▶ _PROBLEM TO WORK ON_
Below is the data. Give it again, complete and exact.

________________________________________

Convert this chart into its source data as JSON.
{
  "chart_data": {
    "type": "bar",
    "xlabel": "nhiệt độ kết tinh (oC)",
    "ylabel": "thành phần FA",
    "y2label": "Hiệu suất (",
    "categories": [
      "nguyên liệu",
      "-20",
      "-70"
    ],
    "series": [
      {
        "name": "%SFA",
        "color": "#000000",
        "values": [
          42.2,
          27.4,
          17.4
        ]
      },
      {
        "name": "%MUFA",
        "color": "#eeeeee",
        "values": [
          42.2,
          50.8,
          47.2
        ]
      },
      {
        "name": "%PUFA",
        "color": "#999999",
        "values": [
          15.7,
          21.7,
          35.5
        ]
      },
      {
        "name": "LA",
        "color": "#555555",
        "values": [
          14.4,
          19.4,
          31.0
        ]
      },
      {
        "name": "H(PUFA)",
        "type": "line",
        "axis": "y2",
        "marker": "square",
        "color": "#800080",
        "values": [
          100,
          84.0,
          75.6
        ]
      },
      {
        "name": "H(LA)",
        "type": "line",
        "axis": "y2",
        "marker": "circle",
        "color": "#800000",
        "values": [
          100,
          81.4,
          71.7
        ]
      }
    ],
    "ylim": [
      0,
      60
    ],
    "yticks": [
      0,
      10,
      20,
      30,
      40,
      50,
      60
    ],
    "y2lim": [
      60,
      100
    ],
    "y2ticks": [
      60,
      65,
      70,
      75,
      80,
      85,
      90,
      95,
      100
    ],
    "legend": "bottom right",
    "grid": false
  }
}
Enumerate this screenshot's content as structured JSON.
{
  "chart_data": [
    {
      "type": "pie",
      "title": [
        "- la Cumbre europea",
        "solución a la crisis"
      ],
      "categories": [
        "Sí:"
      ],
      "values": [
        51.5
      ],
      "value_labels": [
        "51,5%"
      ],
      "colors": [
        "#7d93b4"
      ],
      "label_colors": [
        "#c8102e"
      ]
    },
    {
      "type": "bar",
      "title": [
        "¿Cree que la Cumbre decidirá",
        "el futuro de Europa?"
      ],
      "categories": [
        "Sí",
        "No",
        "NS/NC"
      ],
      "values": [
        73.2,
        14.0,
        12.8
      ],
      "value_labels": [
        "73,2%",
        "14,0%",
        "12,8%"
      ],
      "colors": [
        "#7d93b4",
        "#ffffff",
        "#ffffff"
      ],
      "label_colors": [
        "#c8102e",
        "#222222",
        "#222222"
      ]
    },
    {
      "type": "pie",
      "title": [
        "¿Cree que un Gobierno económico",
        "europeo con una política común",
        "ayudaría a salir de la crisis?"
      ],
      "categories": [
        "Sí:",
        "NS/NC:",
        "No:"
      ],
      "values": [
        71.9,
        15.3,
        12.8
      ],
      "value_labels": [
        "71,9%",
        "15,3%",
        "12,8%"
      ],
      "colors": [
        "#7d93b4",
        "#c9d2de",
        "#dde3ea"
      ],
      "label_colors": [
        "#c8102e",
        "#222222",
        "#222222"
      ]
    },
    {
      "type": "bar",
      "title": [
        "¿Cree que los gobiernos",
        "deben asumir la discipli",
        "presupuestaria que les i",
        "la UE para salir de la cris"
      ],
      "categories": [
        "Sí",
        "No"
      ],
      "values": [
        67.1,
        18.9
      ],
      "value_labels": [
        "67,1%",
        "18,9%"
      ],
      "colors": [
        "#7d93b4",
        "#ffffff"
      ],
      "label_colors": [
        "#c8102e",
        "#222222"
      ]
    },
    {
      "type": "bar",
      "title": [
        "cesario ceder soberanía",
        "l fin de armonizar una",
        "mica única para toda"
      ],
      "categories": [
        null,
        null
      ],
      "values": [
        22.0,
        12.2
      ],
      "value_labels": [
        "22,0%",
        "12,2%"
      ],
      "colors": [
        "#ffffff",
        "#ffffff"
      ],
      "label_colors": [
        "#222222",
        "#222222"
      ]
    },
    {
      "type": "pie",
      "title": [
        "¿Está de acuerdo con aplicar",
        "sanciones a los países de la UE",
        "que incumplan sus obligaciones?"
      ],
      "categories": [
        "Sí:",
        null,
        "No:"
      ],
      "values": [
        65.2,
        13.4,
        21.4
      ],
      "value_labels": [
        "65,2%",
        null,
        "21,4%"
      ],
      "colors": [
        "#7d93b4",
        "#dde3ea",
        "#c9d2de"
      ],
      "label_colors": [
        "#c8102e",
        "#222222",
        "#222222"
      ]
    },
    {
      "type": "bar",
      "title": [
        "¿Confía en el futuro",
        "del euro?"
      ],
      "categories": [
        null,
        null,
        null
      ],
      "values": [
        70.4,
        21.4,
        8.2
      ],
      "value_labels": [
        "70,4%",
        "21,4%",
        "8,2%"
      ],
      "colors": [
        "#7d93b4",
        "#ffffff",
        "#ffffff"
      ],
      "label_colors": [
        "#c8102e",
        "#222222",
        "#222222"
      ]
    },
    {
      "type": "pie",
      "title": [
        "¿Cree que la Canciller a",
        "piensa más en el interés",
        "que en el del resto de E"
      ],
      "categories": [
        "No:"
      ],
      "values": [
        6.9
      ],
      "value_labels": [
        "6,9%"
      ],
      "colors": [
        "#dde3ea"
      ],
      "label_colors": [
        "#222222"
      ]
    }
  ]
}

________________________________________

▶ _SOLUTION TO THIS TASK_
Convert this chart into its source data as JSON.
{
  "chart_data": {
    "type": "bar",
    "xlabel": "nhiệt độ kết tinh (oC)",
    "ylabel": "thành phần FA",
    "y2label": "Hiệu suất (",
    "categories": [
      "nguyên liệu",
      "-20",
      "-70"
    ],
    "series": [
      {
        "name": "%SFA",
        "color": "#000000",
        "values": [
          42.2,
          27.4,
          17.4
        ]
      },
      {
        "name": "%MUFA",
        "color": "#eeeeee",
        "values": [
          42.2,
          50.8,
          47.2
        ]
      },
      {
        "name": "%PUFA",
        "color": "#999999",
        "values": [
          15.7,
          21.7,
          35.5
        ]
      },
      {
        "name": "LA",
        "color": "#555555",
        "values": [
          14.4,
          19.4,
          31.0
        ]
      },
      {
        "name": "H(PUFA)",
        "type": "line",
        "axis": "y2",
        "marker": "square",
        "color": "#800080",
        "values": [
          100,
          84.0,
          75.6
        ]
      },
      {
        "name": "H(LA)",
        "type": "line",
        "axis": "y2",
        "marker": "circle",
        "color": "#800000",
        "values": [
          100,
          81.4,
          71.7
        ]
      }
    ],
    "ylim": [
      0,
      60
    ],
    "yticks": [
      0,
      10,
      20,
      30,
      40,
      50,
      60
    ],
    "y2lim": [
      60,
      100
    ],
    "y2ticks": [
      60,
      65,
      70,
      75,
      80,
      85,
      90,
      95,
      100
    ],
    "legend": "bottom right",
    "grid": false
  }
}
Enumerate this screenshot's content as structured JSON.
{
  "chart_data": [
    {
      "type": "pie",
      "title": [
        "- la Cumbre europea",
        "solución a la crisis"
      ],
      "categories": [
        "Sí:"
      ],
      "values": [
        51.5
      ],
      "value_labels": [
        "51,5%"
      ],
      "colors": [
        "#7d93b4"
      ],
      "label_colors": [
        "#c8102e"
      ]
    },
    {
      "type": "bar",
      "title": [
        "¿Cree que la Cumbre decidirá",
        "el futuro de Europa?"
      ],
      "categories": [
        "Sí",
        "No",
        "NS/NC"
      ],
      "values": [
        73.2,
        14.0,
        12.8
      ],
      "value_labels": [
        "73,2%",
        "14,0%",
        "12,8%"
      ],
      "colors": [
        "#7d93b4",
        "#ffffff",
        "#ffffff"
      ],
      "label_colors": [
        "#c8102e",
        "#222222",
        "#222222"
      ]
    },
    {
      "type": "pie",
      "title": [
        "¿Cree que un Gobierno económico",
        "europeo con una política común",
        "ayudaría a salir de la crisis?"
      ],
      "categories": [
        "Sí:",
        "NS/NC:",
        "No:"
      ],
      "values": [
        71.9,
        15.3,
        12.8
      ],
      "value_labels": [
        "71,9%",
        "15,3%",
        "12,8%"
      ],
      "colors": [
        "#7d93b4",
        "#c9d2de",
        "#dde3ea"
      ],
      "label_colors": [
        "#c8102e",
        "#222222",
        "#222222"
      ]
    },
    {
      "type": "bar",
      "title": [
        "¿Cree que los gobiernos",
        "deben asumir la discipli",
        "presupuestaria que les i",
        "la UE para salir de la cris"
      ],
      "categories": [
        "Sí",
        "No"
      ],
      "values": [
        67.1,
        18.9
      ],
      "value_labels": [
        "67,1%",
        "18,9%"
      ],
      "colors": [
        "#7d93b4",
        "#ffffff"
      ],
      "label_colors": [
        "#c8102e",
        "#222222"
      ]
    },
    {
      "type": "bar",
      "title": [
        "cesario ceder soberanía",
        "l fin de armonizar una",
        "mica única para toda"
      ],
      "categories": [
        null,
        null
      ],
      "values": [
        22.0,
        12.2
      ],
      "value_labels": [
        "22,0%",
        "12,2%"
      ],
      "colors": [
        "#ffffff",
        "#ffffff"
      ],
      "label_colors": [
        "#222222",
        "#222222"
      ]
    },
    {
      "type": "pie",
      "title": [
        "¿Está de acuerdo con aplicar",
        "sanciones a los países de la UE",
        "que incumplan sus obligaciones?"
      ],
      "categories": [
        "Sí:",
        null,
        "No:"
      ],
      "values": [
        65.2,
        13.4,
        21.4
      ],
      "value_labels": [
        "65,2%",
        null,
        "21,4%"
      ],
      "colors": [
        "#7d93b4",
        "#dde3ea",
        "#c9d2de"
      ],
      "label_colors": [
        "#c8102e",
        "#222222",
        "#222222"
      ]
    },
    {
      "type": "bar",
      "title": [
        "¿Confía en el futuro",
        "del euro?"
      ],
      "categories": [
        null,
        null,
        null
      ],
      "values": [
        70.4,
        21.4,
        8.2
      ],
      "value_labels": [
        "70,4%",
        "21,4%",
        "8,2%"
      ],
      "colors": [
        "#7d93b4",
        "#ffffff",
        "#ffffff"
      ],
      "label_colors": [
        "#c8102e",
        "#222222",
        "#222222"
      ]
    },
    {
      "type": "pie",
      "title": [
        "¿Cree que la Canciller a",
        "piensa más en el interés",
        "que en el del resto de E"
      ],
      "categories": [
        "No:"
      ],
      "values": [
        6.9
      ],
      "value_labels": [
        "6,9%"
      ],
      "colors": [
        "#dde3ea"
      ],
      "label_colors": [
        "#222222"
      ]
    }
  ]
}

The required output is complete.